Short problem – Pull each line containing "Dance" out of the data and copy it.

# # # # #

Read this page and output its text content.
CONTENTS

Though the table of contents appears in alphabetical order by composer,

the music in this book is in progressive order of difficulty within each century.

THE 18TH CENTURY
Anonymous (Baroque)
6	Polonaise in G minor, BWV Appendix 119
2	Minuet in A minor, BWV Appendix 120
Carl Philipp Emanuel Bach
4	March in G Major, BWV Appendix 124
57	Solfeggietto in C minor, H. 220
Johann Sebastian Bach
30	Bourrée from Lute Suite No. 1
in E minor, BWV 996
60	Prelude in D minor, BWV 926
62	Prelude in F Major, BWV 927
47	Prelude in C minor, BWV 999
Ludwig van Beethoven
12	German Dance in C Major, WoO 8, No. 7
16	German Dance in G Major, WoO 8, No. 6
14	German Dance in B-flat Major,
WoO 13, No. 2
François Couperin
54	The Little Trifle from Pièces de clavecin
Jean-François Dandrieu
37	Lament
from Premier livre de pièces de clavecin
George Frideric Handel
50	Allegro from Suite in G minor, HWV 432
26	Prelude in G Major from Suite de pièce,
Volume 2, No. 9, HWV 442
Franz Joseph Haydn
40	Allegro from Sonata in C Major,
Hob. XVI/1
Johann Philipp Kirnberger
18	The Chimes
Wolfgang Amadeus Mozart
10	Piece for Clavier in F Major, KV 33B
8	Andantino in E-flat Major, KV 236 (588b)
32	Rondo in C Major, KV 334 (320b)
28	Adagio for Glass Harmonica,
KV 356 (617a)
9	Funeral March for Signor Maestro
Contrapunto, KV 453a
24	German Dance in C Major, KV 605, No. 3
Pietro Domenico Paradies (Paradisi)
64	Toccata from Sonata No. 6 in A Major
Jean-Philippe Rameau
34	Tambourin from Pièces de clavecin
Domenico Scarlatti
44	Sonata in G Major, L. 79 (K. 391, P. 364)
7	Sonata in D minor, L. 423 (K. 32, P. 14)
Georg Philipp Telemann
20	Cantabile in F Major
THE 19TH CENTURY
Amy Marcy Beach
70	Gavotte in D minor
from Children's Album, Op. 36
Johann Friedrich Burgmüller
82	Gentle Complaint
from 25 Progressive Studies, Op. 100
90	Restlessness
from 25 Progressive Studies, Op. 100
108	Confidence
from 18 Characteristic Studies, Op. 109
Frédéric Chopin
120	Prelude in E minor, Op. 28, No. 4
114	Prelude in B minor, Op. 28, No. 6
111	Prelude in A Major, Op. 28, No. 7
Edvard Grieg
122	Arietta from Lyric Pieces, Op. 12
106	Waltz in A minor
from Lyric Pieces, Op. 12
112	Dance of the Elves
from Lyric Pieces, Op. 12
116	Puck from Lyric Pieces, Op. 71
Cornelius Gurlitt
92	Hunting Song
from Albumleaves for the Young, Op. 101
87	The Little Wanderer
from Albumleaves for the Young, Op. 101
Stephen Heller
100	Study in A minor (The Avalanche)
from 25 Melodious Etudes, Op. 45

# # # # #

Task answer –
12	German Dance in C Major, WoO 8, No. 7
16	German Dance in G Major, WoO 8, No. 6
14	German Dance in B-flat Major,
24	German Dance in C Major, KV 605, No. 3
112	Dance of the Elves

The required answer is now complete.